___ SUPPLIED DATA

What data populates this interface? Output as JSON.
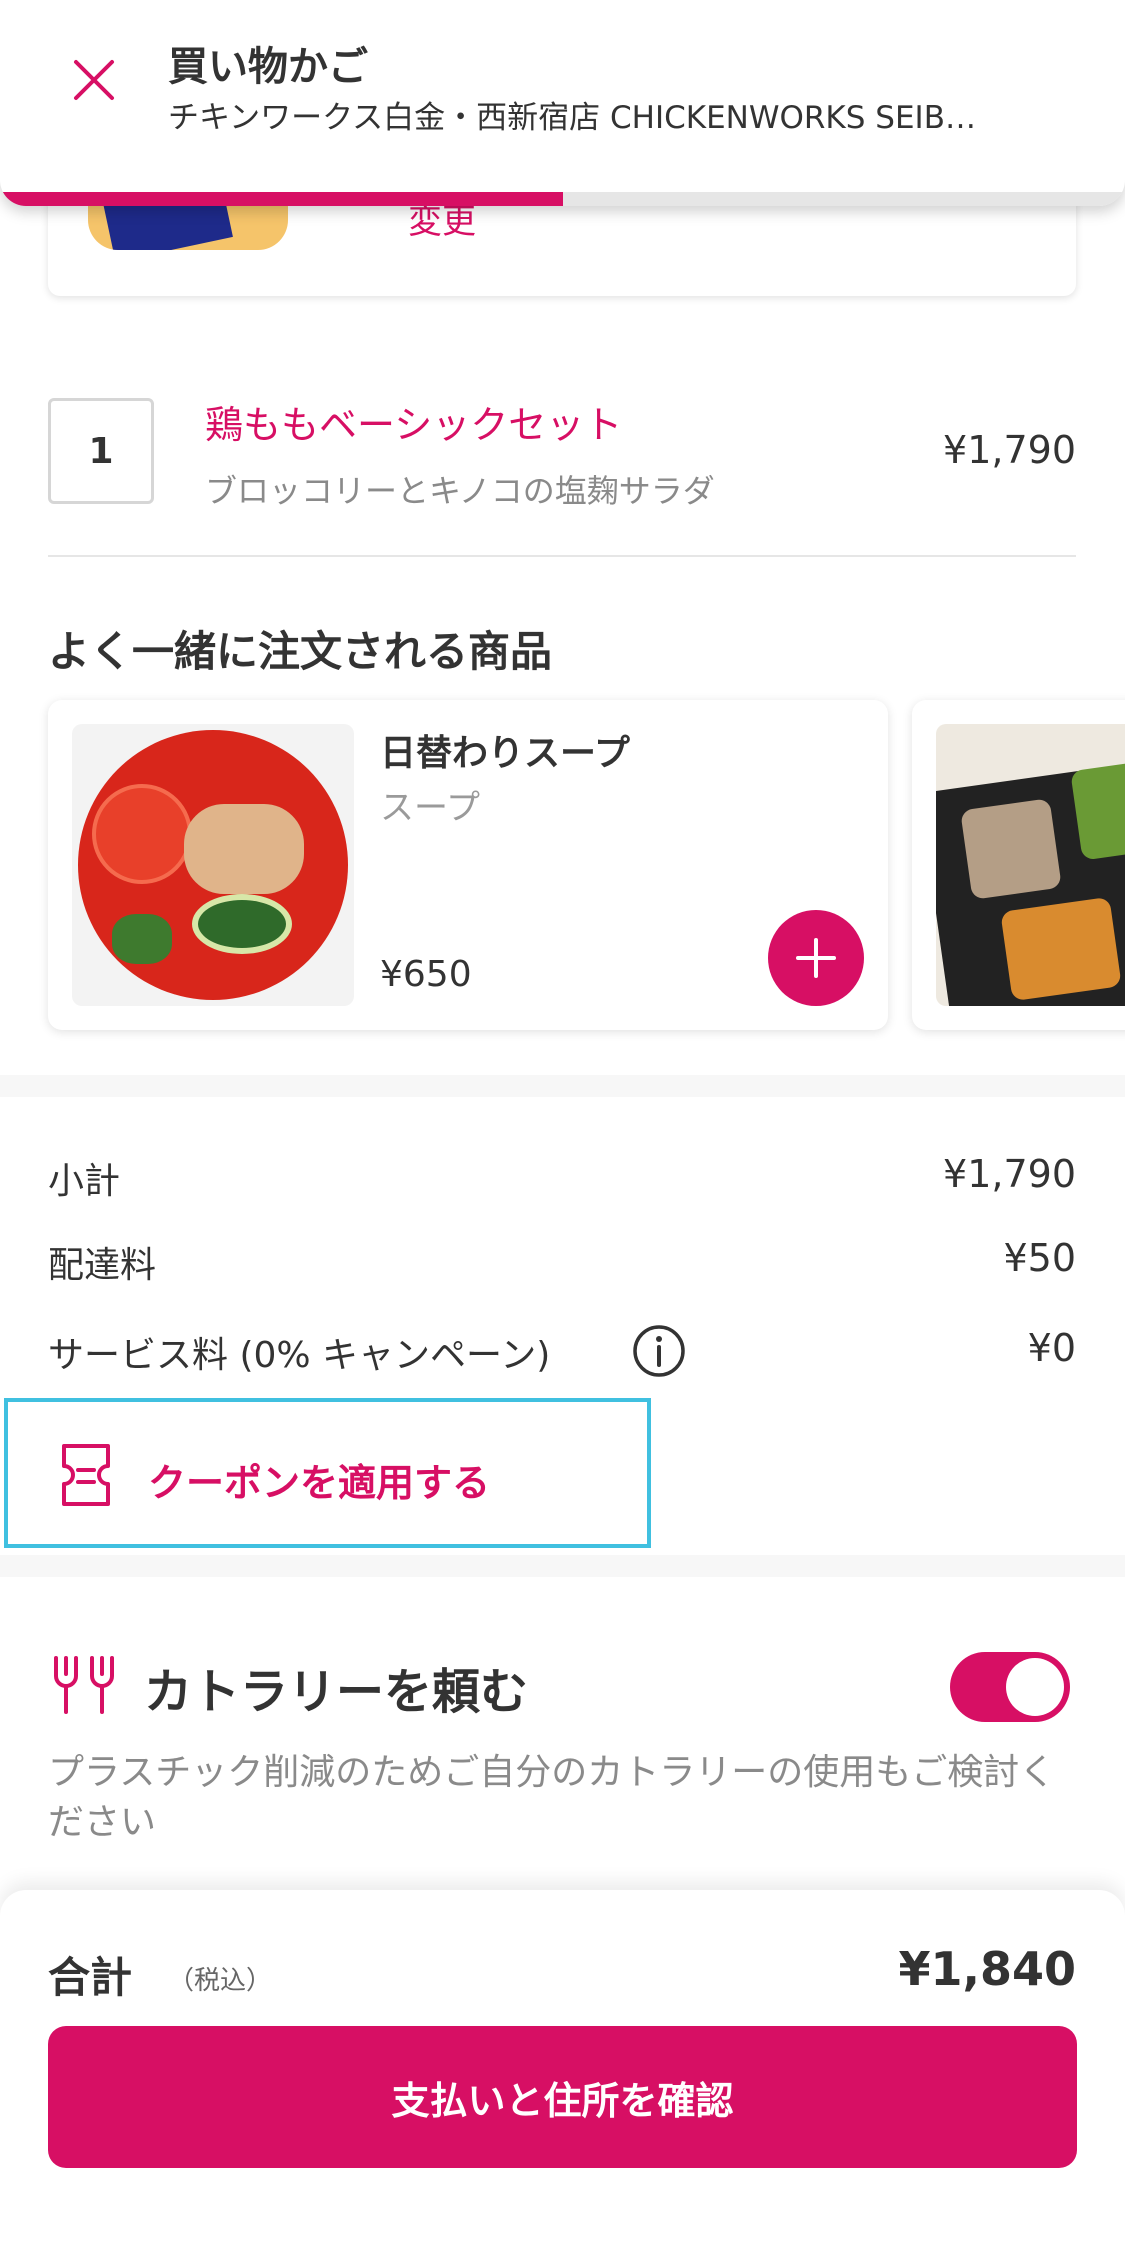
{
  "header": {
    "title": "買い物かご",
    "restaurant": "チキンワークス白金・西新宿店 CHICKENWORKS SEIB…",
    "progress": 0.5
  },
  "address_card": {
    "change_label": "変更"
  },
  "cart": {
    "items": [
      {
        "quantity": "1",
        "name": "鶏ももベーシックセット",
        "option": "ブロッコリーとキノコの塩麹サラダ",
        "price": "¥1,790"
      }
    ]
  },
  "recommendations": {
    "title": "よく一緒に注文される商品",
    "items": [
      {
        "name": "日替わりスープ",
        "category": "スープ",
        "price": "¥650"
      }
    ]
  },
  "summary": {
    "subtotal_label": "小計",
    "subtotal_value": "¥1,790",
    "delivery_label": "配達料",
    "delivery_value": "¥50",
    "service_label": "サービス料 (0% キャンペーン)",
    "service_value": "¥0"
  },
  "coupon": {
    "label": "クーポンを適用する"
  },
  "cutlery": {
    "title": "カトラリーを頼む",
    "enabled": true,
    "note": "プラスチック削減のためご自分のカトラリーの使用もご検討ください"
  },
  "total": {
    "label": "合計",
    "note": "（税込）",
    "value": "¥1,840"
  },
  "checkout": {
    "button_label": "支払いと住所を確認"
  },
  "colors": {
    "accent": "#d70f64",
    "highlight": "#40c0e0"
  },
  "icons": [
    "close-icon",
    "info-icon",
    "coupon-icon",
    "cutlery-icon",
    "plus-icon"
  ]
}
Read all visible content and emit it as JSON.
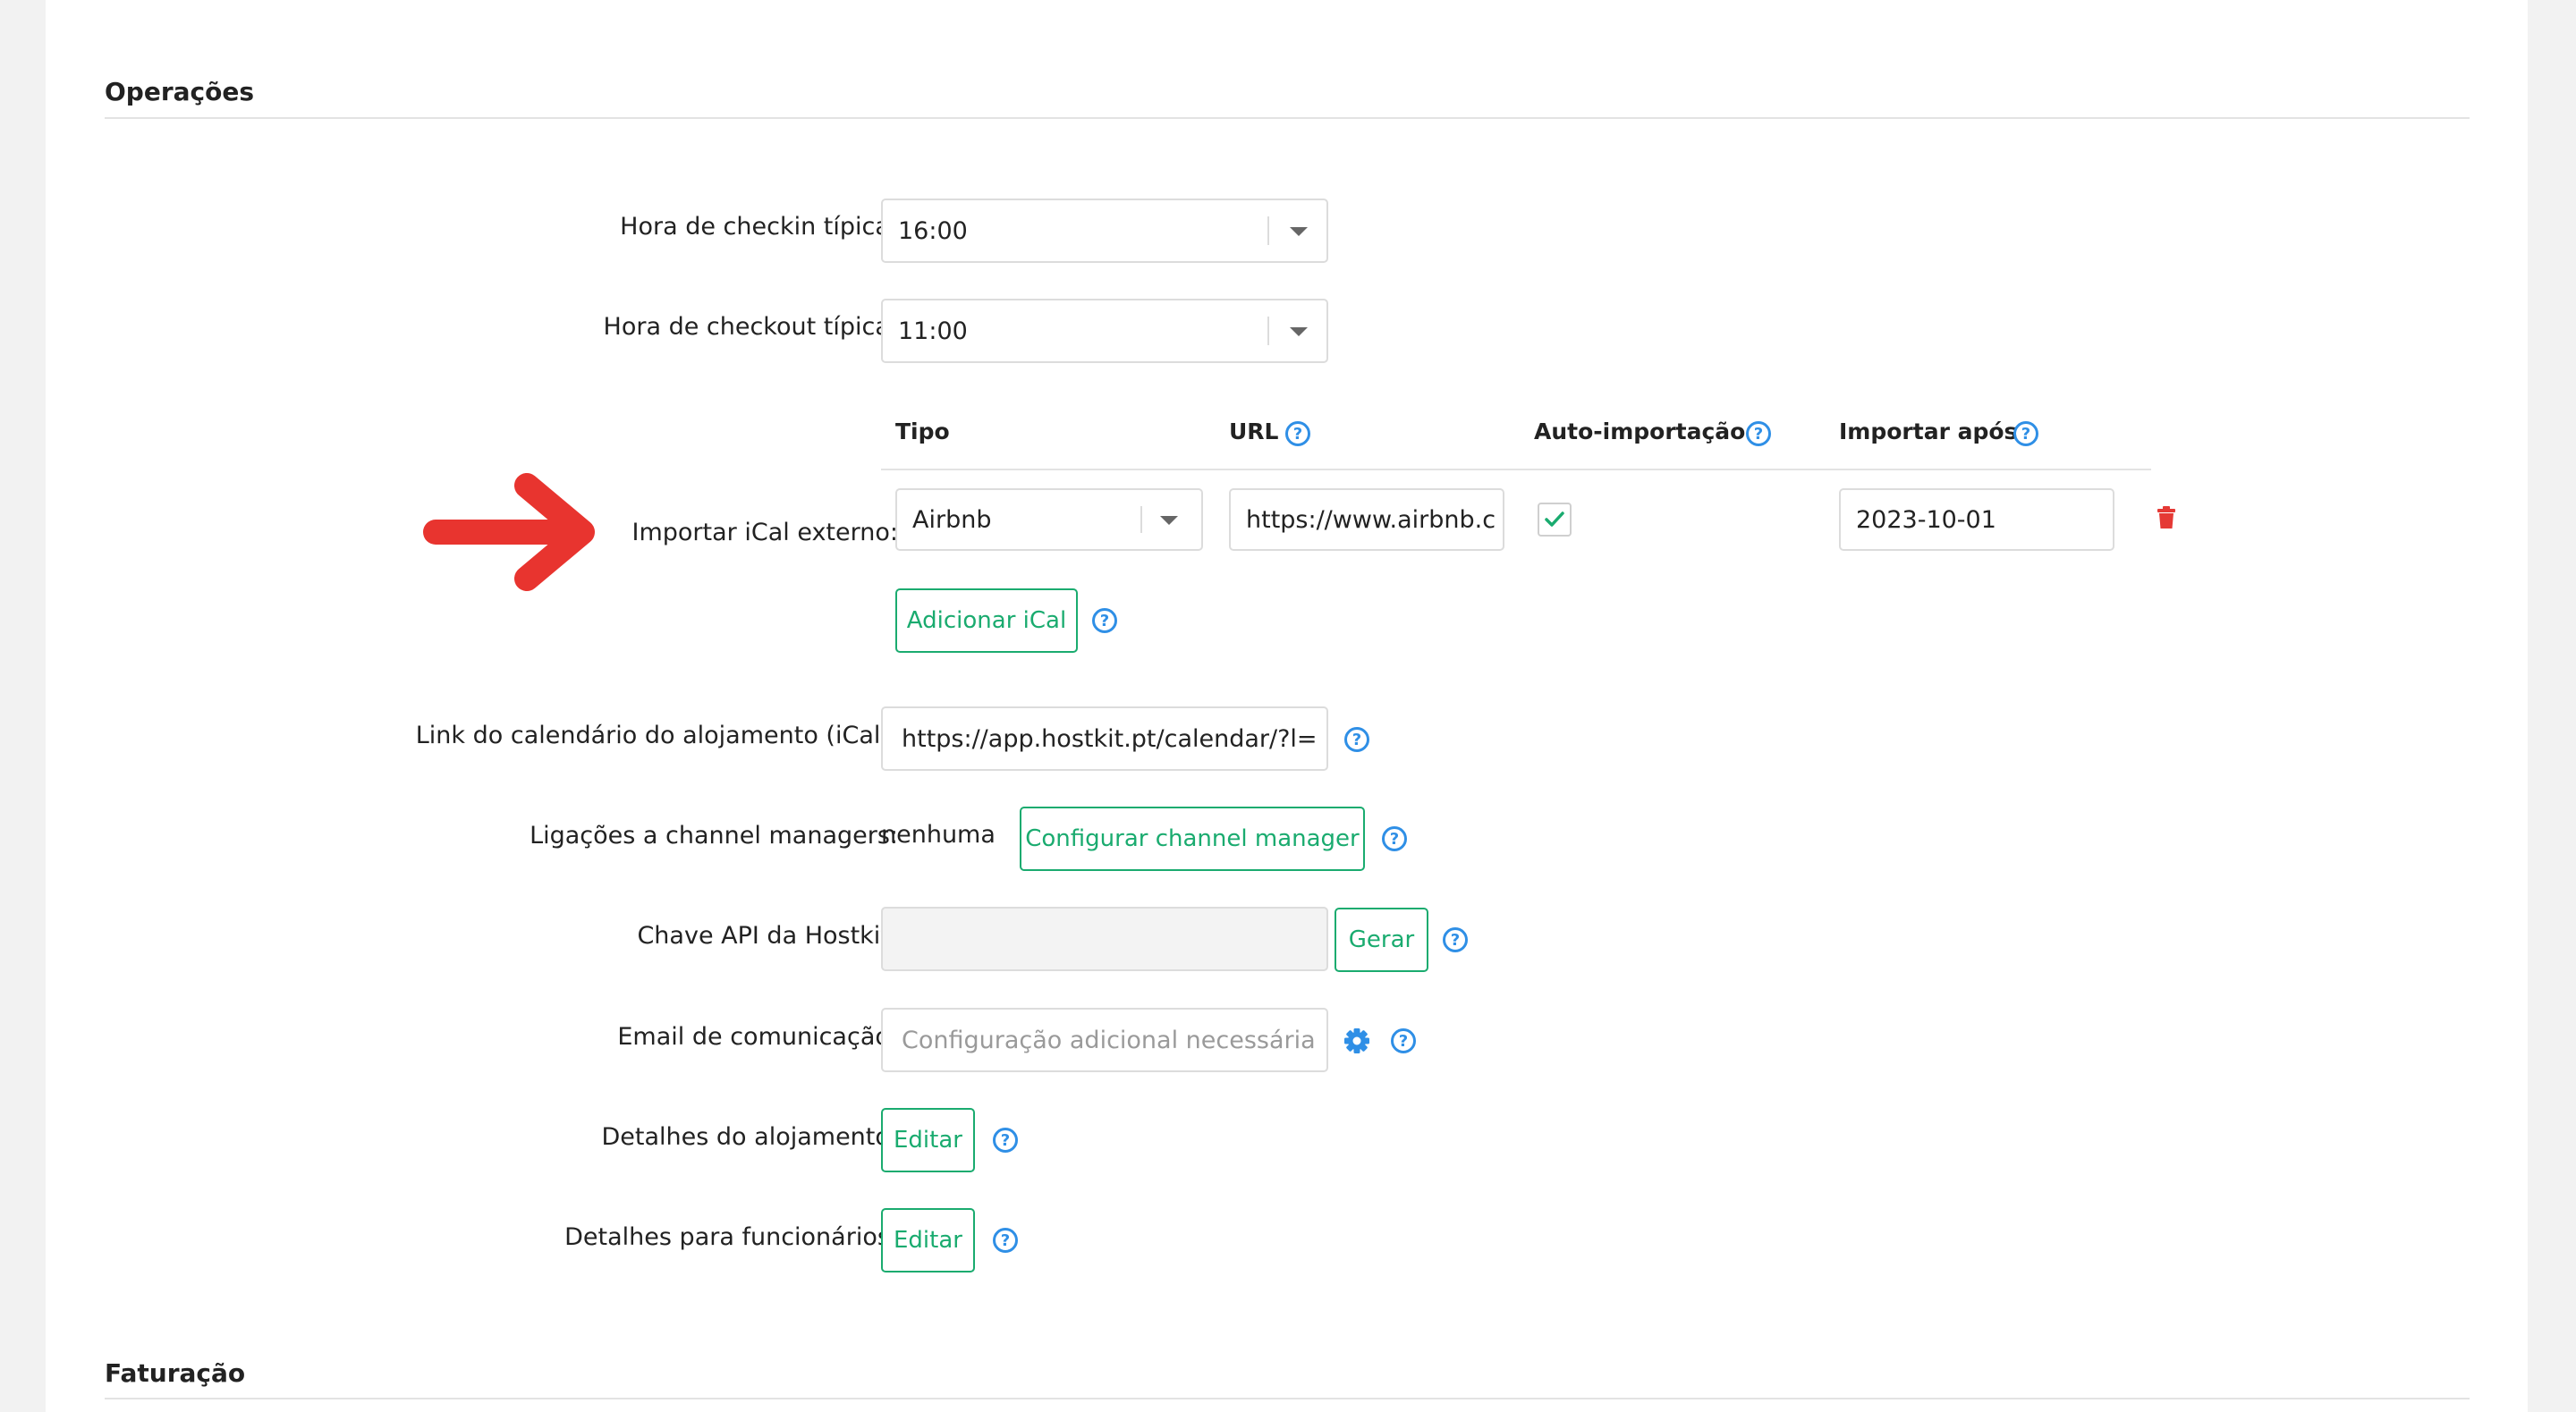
{
  "sections": {
    "operations_title": "Operações",
    "billing_title": "Faturação"
  },
  "checkin": {
    "label": "Hora de checkin típica:",
    "value": "16:00"
  },
  "checkout": {
    "label": "Hora de checkout típica:",
    "value": "11:00"
  },
  "ical_import": {
    "label": "Importar iCal externo:",
    "headers": {
      "type": "Tipo",
      "url": "URL",
      "auto_import": "Auto-importação",
      "import_after": "Importar após"
    },
    "rows": [
      {
        "type": "Airbnb",
        "url": "https://www.airbnb.c",
        "auto_import": true,
        "import_after": "2023-10-01"
      }
    ],
    "add_button": "Adicionar iCal"
  },
  "calendar_link": {
    "label": "Link do calendário do alojamento (iCal):",
    "value": "https://app.hostkit.pt/calendar/?l="
  },
  "channel_managers": {
    "label": "Ligações a channel managers:",
    "value": "nenhuma",
    "button": "Configurar channel manager"
  },
  "api_key": {
    "label": "Chave API da Hostkit:",
    "value": "",
    "button": "Gerar"
  },
  "email": {
    "label": "Email de comunicação:",
    "placeholder": "Configuração adicional necessária"
  },
  "lodging_details": {
    "label": "Detalhes do alojamento:",
    "button": "Editar"
  },
  "staff_details": {
    "label": "Detalhes para funcionários:",
    "button": "Editar"
  },
  "icons": {
    "help": "question-circle-icon",
    "settings": "gear-icon",
    "delete": "trash-icon",
    "annotation": "red-arrow-right-icon"
  },
  "colors": {
    "accent": "#1aab6f",
    "help": "#2f8fe6",
    "danger": "#e53935",
    "arrow": "#e8342f"
  }
}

______

* _PROBLEM TO WORK ON_
Copy every line of the data word for word, omitting the images.

* _REPLY_
What data populates this interface? Output as JSON.
{
  "header": {
    "title": "買い物かご",
    "restaurant": "チキンワークス白金・西新宿店 CHICKENWORKS SEIB…",
    "progress": 0.5
  },
  "address_card": {
    "change_label": "変更"
  },
  "cart": {
    "items": [
      {
        "quantity": "1",
        "name": "鶏ももベーシックセット",
        "option": "ブロッコリーとキノコの塩麹サラダ",
        "price": "¥1,790"
      }
    ]
  },
  "recommendations": {
    "title": "よく一緒に注文される商品",
    "items": [
      {
        "name": "日替わりスープ",
        "category": "スープ",
        "price": "¥650"
      }
    ]
  },
  "summary": {
    "subtotal_label": "小計",
    "subtotal_value": "¥1,790",
    "delivery_label": "配達料",
    "delivery_value": "¥50",
    "service_label": "サービス料 (0% キャンペーン)",
    "service_value": "¥0"
  },
  "coupon": {
    "label": "クーポンを適用する"
  },
  "cutlery": {
    "title": "カトラリーを頼む",
    "enabled": true,
    "note": "プラスチック削減のためご自分のカトラリーの使用もご検討ください"
  },
  "total": {
    "label": "合計",
    "note": "（税込）",
    "value": "¥1,840"
  },
  "checkout": {
    "button_label": "支払いと住所を確認"
  },
  "colors": {
    "accent": "#d70f64",
    "highlight": "#40c0e0"
  },
  "icons": [
    "close-icon",
    "info-icon",
    "coupon-icon",
    "cutlery-icon",
    "plus-icon"
  ]
}
Read all visible content and emit it as JSON.
{
  "sections": {
    "operations_title": "Operações",
    "billing_title": "Faturação"
  },
  "checkin": {
    "label": "Hora de checkin típica:",
    "value": "16:00"
  },
  "checkout": {
    "label": "Hora de checkout típica:",
    "value": "11:00"
  },
  "ical_import": {
    "label": "Importar iCal externo:",
    "headers": {
      "type": "Tipo",
      "url": "URL",
      "auto_import": "Auto-importação",
      "import_after": "Importar após"
    },
    "rows": [
      {
        "type": "Airbnb",
        "url": "https://www.airbnb.c",
        "auto_import": true,
        "import_after": "2023-10-01"
      }
    ],
    "add_button": "Adicionar iCal"
  },
  "calendar_link": {
    "label": "Link do calendário do alojamento (iCal):",
    "value": "https://app.hostkit.pt/calendar/?l="
  },
  "channel_managers": {
    "label": "Ligações a channel managers:",
    "value": "nenhuma",
    "button": "Configurar channel manager"
  },
  "api_key": {
    "label": "Chave API da Hostkit:",
    "value": "",
    "button": "Gerar"
  },
  "email": {
    "label": "Email de comunicação:",
    "placeholder": "Configuração adicional necessária"
  },
  "lodging_details": {
    "label": "Detalhes do alojamento:",
    "button": "Editar"
  },
  "staff_details": {
    "label": "Detalhes para funcionários:",
    "button": "Editar"
  },
  "icons": {
    "help": "question-circle-icon",
    "settings": "gear-icon",
    "delete": "trash-icon",
    "annotation": "red-arrow-right-icon"
  },
  "colors": {
    "accent": "#1aab6f",
    "help": "#2f8fe6",
    "danger": "#e53935",
    "arrow": "#e8342f"
  }
}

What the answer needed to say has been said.